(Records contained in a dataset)
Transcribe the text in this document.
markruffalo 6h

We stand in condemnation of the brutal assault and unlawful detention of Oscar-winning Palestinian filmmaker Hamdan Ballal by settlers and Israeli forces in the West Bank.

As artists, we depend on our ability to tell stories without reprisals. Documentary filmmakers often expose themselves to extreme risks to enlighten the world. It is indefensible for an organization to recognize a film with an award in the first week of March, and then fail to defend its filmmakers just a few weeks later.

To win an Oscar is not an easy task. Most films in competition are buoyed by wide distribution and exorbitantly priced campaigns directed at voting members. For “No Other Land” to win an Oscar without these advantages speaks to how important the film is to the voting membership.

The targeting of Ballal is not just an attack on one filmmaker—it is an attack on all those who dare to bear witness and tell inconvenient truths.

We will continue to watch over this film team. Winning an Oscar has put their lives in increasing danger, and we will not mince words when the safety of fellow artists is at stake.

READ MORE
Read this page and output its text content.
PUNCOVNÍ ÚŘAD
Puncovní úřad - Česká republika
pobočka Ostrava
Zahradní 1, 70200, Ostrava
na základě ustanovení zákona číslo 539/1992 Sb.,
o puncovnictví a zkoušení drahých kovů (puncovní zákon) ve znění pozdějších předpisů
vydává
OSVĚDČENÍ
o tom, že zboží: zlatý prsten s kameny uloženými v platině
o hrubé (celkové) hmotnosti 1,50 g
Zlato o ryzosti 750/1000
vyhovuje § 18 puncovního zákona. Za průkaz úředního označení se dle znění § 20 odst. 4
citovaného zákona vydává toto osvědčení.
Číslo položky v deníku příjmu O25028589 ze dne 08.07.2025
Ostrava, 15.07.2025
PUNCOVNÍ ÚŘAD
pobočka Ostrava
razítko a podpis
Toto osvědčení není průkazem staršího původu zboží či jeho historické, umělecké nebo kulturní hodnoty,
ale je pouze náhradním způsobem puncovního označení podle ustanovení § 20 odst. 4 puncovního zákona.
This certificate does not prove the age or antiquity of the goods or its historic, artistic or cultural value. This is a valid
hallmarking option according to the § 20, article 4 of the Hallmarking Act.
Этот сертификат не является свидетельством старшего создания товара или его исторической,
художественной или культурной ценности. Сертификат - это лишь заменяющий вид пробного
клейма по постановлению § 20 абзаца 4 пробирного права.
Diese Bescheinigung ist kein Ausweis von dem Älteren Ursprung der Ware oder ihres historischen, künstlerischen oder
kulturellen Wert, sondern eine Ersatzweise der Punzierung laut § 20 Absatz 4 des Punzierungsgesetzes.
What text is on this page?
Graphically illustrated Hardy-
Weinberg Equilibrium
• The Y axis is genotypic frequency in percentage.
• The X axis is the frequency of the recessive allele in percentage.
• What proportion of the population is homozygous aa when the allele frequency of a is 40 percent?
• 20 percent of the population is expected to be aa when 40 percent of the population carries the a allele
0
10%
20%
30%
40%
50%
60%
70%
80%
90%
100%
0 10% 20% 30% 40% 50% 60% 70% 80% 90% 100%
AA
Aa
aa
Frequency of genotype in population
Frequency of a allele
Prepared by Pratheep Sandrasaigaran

→ TASK INSTRUCTIONS
Would you reproduce all the entries exactly?

→ WRITTEN SOLUTION
Transcribe the text in this document.
markruffalo 6h

We stand in condemnation of the brutal assault and unlawful detention of Oscar-winning Palestinian filmmaker Hamdan Ballal by settlers and Israeli forces in the West Bank.

As artists, we depend on our ability to tell stories without reprisals. Documentary filmmakers often expose themselves to extreme risks to enlighten the world. It is indefensible for an organization to recognize a film with an award in the first week of March, and then fail to defend its filmmakers just a few weeks later.

To win an Oscar is not an easy task. Most films in competition are buoyed by wide distribution and exorbitantly priced campaigns directed at voting members. For “No Other Land” to win an Oscar without these advantages speaks to how important the film is to the voting membership.

The targeting of Ballal is not just an attack on one filmmaker—it is an attack on all those who dare to bear witness and tell inconvenient truths.

We will continue to watch over this film team. Winning an Oscar has put their lives in increasing danger, and we will not mince words when the safety of fellow artists is at stake.

READ MORE
Read this page and output its text content.
PUNCOVNÍ ÚŘAD
Puncovní úřad - Česká republika
pobočka Ostrava
Zahradní 1, 70200, Ostrava
na základě ustanovení zákona číslo 539/1992 Sb.,
o puncovnictví a zkoušení drahých kovů (puncovní zákon) ve znění pozdějších předpisů
vydává
OSVĚDČENÍ
o tom, že zboží: zlatý prsten s kameny uloženými v platině
o hrubé (celkové) hmotnosti 1,50 g
Zlato o ryzosti 750/1000
vyhovuje § 18 puncovního zákona. Za průkaz úředního označení se dle znění § 20 odst. 4
citovaného zákona vydává toto osvědčení.
Číslo položky v deníku příjmu O25028589 ze dne 08.07.2025
Ostrava, 15.07.2025
PUNCOVNÍ ÚŘAD
pobočka Ostrava
razítko a podpis
Toto osvědčení není průkazem staršího původu zboží či jeho historické, umělecké nebo kulturní hodnoty,
ale je pouze náhradním způsobem puncovního označení podle ustanovení § 20 odst. 4 puncovního zákona.
This certificate does not prove the age or antiquity of the goods or its historic, artistic or cultural value. This is a valid
hallmarking option according to the § 20, article 4 of the Hallmarking Act.
Этот сертификат не является свидетельством старшего создания товара или его исторической,
художественной или культурной ценности. Сертификат - это лишь заменяющий вид пробного
клейма по постановлению § 20 абзаца 4 пробирного права.
Diese Bescheinigung ist kein Ausweis von dem Älteren Ursprung der Ware oder ihres historischen, künstlerischen oder
kulturellen Wert, sondern eine Ersatzweise der Punzierung laut § 20 Absatz 4 des Punzierungsgesetzes.
What text is on this page?
Graphically illustrated Hardy-
Weinberg Equilibrium
• The Y axis is genotypic frequency in percentage.
• The X axis is the frequency of the recessive allele in percentage.
• What proportion of the population is homozygous aa when the allele frequency of a is 40 percent?
• 20 percent of the population is expected to be aa when 40 percent of the population carries the a allele
0
10%
20%
30%
40%
50%
60%
70%
80%
90%
100%
0 10% 20% 30% 40% 50% 60% 70% 80% 90% 100%
AA
Aa
aa
Frequency of genotype in population
Frequency of a allele
Prepared by Pratheep Sandrasaigaran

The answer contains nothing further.